**Data entries:**
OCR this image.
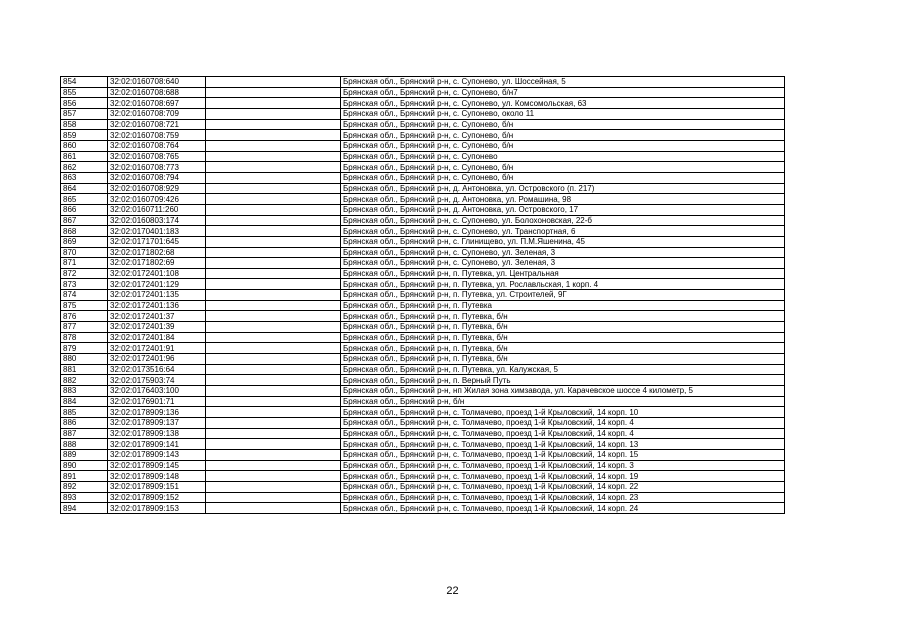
854	32:02:0160708:640		Брянская обл., Брянский р-н, с. Супонево, ул. Шоссейная, 5
855	32:02:0160708:688		Брянская обл., Брянский р-н, с. Супонево, б/н7
856	32:02:0160708:697		Брянская обл., Брянский р-н, с. Супонево, ул. Комсомольская, 63
857	32:02:0160708:709		Брянская обл., Брянский р-н, с. Супонево, около 11
858	32:02:0160708:721		Брянская обл., Брянский р-н, с. Супонево, б/н
859	32:02:0160708:759		Брянская обл., Брянский р-н, с. Супонево, б/н
860	32:02:0160708:764		Брянская обл., Брянский р-н, с. Супонево, б/н
861	32:02:0160708:765		Брянская обл., Брянский р-н, с. Супонево
862	32:02:0160708:773		Брянская обл., Брянский р-н, с. Супонево, б/н
863	32:02:0160708:794		Брянская обл., Брянский р-н, с. Супонево, б/н
864	32:02:0160708:929		Брянская обл., Брянский р-н, д. Антоновка, ул. Островского (п. 217)
865	32:02:0160709:426		Брянская обл., Брянский р-н, д. Антоновка, ул. Ромашина, 98
866	32:02:0160711:260		Брянская обл., Брянский р-н, д. Антоновка, ул. Островского, 17
867	32:02:0160803:174		Брянская обл., Брянский р-н, с. Супонево, ул. Болохоновская, 22-б
868	32:02:0170401:183		Брянская обл., Брянский р-н, с. Супонево, ул. Транспортная, 6
869	32:02:0171701:645		Брянская обл., Брянский р-н, с. Глинищево, ул. П.М.Яшенина, 45
870	32:02:0171802:68		Брянская обл., Брянский р-н, с. Супонево, ул. Зеленая, 3
871	32:02:0171802:69		Брянская обл., Брянский р-н, с. Супонево, ул. Зеленая, 3
872	32:02:0172401:108		Брянская обл., Брянский р-н, п. Путевка, ул. Центральная
873	32:02:0172401:129		Брянская обл., Брянский р-н, п. Путевка, ул. Рославльская, 1 корп. 4
874	32:02:0172401:135		Брянская обл., Брянский р-н, п. Путевка, ул. Строителей, 9Г
875	32:02:0172401:136		Брянская обл., Брянский р-н, п. Путевка
876	32:02:0172401:37		Брянская обл., Брянский р-н, п. Путевка, б/н
877	32:02:0172401:39		Брянская обл., Брянский р-н, п. Путевка, б/н
878	32:02:0172401:84		Брянская обл., Брянский р-н, п. Путевка, б/н
879	32:02:0172401:91		Брянская обл., Брянский р-н, п. Путевка, б/н
880	32:02:0172401:96		Брянская обл., Брянский р-н, п. Путевка, б/н
881	32:02:0173516:64		Брянская обл., Брянский р-н, п. Путевка, ул. Калужская, 5
882	32:02:0175903:74		Брянская обл., Брянский р-н, п. Верный Путь
883	32:02:0176403:100		Брянская обл., Брянский р-н, нп Жилая зона химзавода, ул. Карачевское шоссе 4 километр, 5
884	32:02:0176901:71		Брянская обл., Брянский р-н, б/н
885	32:02:0178909:136		Брянская обл., Брянский р-н, с. Толмачево, проезд 1-й Крыловский, 14 корп. 10
886	32:02:0178909:137		Брянская обл., Брянский р-н, с. Толмачево, проезд 1-й Крыловский, 14 корп. 4
887	32:02:0178909:138		Брянская обл., Брянский р-н, с. Толмачево, проезд 1-й Крыловский, 14 корп. 4
888	32:02:0178909:141		Брянская обл., Брянский р-н, с. Толмачево, проезд 1-й Крыловский, 14 корп. 13
889	32:02:0178909:143		Брянская обл., Брянский р-н, с. Толмачево, проезд 1-й Крыловский, 14 корп. 15
890	32:02:0178909:145		Брянская обл., Брянский р-н, с. Толмачево, проезд 1-й Крыловский, 14 корп. 3
891	32:02:0178909:148		Брянская обл., Брянский р-н, с. Толмачево, проезд 1-й Крыловский, 14 корп. 19
892	32:02:0178909:151		Брянская обл., Брянский р-н, с. Толмачево, проезд 1-й Крыловский, 14 корп. 22
893	32:02:0178909:152		Брянская обл., Брянский р-н, с. Толмачево, проезд 1-й Крыловский, 14 корп. 23
894	32:02:0178909:153		Брянская обл., Брянский р-н, с. Толмачево, проезд 1-й Крыловский, 14 корп. 24
22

**Written request:** Restate each entry word for word, please, but drop any images it holds.

**Full solution:**
OCR this image.
854	32:02:0160708:640		Брянская обл., Брянский р-н, с. Супонево, ул. Шоссейная, 5
855	32:02:0160708:688		Брянская обл., Брянский р-н, с. Супонево, б/н7
856	32:02:0160708:697		Брянская обл., Брянский р-н, с. Супонево, ул. Комсомольская, 63
857	32:02:0160708:709		Брянская обл., Брянский р-н, с. Супонево, около 11
858	32:02:0160708:721		Брянская обл., Брянский р-н, с. Супонево, б/н
859	32:02:0160708:759		Брянская обл., Брянский р-н, с. Супонево, б/н
860	32:02:0160708:764		Брянская обл., Брянский р-н, с. Супонево, б/н
861	32:02:0160708:765		Брянская обл., Брянский р-н, с. Супонево
862	32:02:0160708:773		Брянская обл., Брянский р-н, с. Супонево, б/н
863	32:02:0160708:794		Брянская обл., Брянский р-н, с. Супонево, б/н
864	32:02:0160708:929		Брянская обл., Брянский р-н, д. Антоновка, ул. Островского (п. 217)
865	32:02:0160709:426		Брянская обл., Брянский р-н, д. Антоновка, ул. Ромашина, 98
866	32:02:0160711:260		Брянская обл., Брянский р-н, д. Антоновка, ул. Островского, 17
867	32:02:0160803:174		Брянская обл., Брянский р-н, с. Супонево, ул. Болохоновская, 22-б
868	32:02:0170401:183		Брянская обл., Брянский р-н, с. Супонево, ул. Транспортная, 6
869	32:02:0171701:645		Брянская обл., Брянский р-н, с. Глинищево, ул. П.М.Яшенина, 45
870	32:02:0171802:68		Брянская обл., Брянский р-н, с. Супонево, ул. Зеленая, 3
871	32:02:0171802:69		Брянская обл., Брянский р-н, с. Супонево, ул. Зеленая, 3
872	32:02:0172401:108		Брянская обл., Брянский р-н, п. Путевка, ул. Центральная
873	32:02:0172401:129		Брянская обл., Брянский р-н, п. Путевка, ул. Рославльская, 1 корп. 4
874	32:02:0172401:135		Брянская обл., Брянский р-н, п. Путевка, ул. Строителей, 9Г
875	32:02:0172401:136		Брянская обл., Брянский р-н, п. Путевка
876	32:02:0172401:37		Брянская обл., Брянский р-н, п. Путевка, б/н
877	32:02:0172401:39		Брянская обл., Брянский р-н, п. Путевка, б/н
878	32:02:0172401:84		Брянская обл., Брянский р-н, п. Путевка, б/н
879	32:02:0172401:91		Брянская обл., Брянский р-н, п. Путевка, б/н
880	32:02:0172401:96		Брянская обл., Брянский р-н, п. Путевка, б/н
881	32:02:0173516:64		Брянская обл., Брянский р-н, п. Путевка, ул. Калужская, 5
882	32:02:0175903:74		Брянская обл., Брянский р-н, п. Верный Путь
883	32:02:0176403:100		Брянская обл., Брянский р-н, нп Жилая зона химзавода, ул. Карачевское шоссе 4 километр, 5
884	32:02:0176901:71		Брянская обл., Брянский р-н, б/н
885	32:02:0178909:136		Брянская обл., Брянский р-н, с. Толмачево, проезд 1-й Крыловский, 14 корп. 10
886	32:02:0178909:137		Брянская обл., Брянский р-н, с. Толмачево, проезд 1-й Крыловский, 14 корп. 4
887	32:02:0178909:138		Брянская обл., Брянский р-н, с. Толмачево, проезд 1-й Крыловский, 14 корп. 4
888	32:02:0178909:141		Брянская обл., Брянский р-н, с. Толмачево, проезд 1-й Крыловский, 14 корп. 13
889	32:02:0178909:143		Брянская обл., Брянский р-н, с. Толмачево, проезд 1-й Крыловский, 14 корп. 15
890	32:02:0178909:145		Брянская обл., Брянский р-н, с. Толмачево, проезд 1-й Крыловский, 14 корп. 3
891	32:02:0178909:148		Брянская обл., Брянский р-н, с. Толмачево, проезд 1-й Крыловский, 14 корп. 19
892	32:02:0178909:151		Брянская обл., Брянский р-н, с. Толмачево, проезд 1-й Крыловский, 14 корп. 22
893	32:02:0178909:152		Брянская обл., Брянский р-н, с. Толмачево, проезд 1-й Крыловский, 14 корп. 23
894	32:02:0178909:153		Брянская обл., Брянский р-н, с. Толмачево, проезд 1-й Крыловский, 14 корп. 24
22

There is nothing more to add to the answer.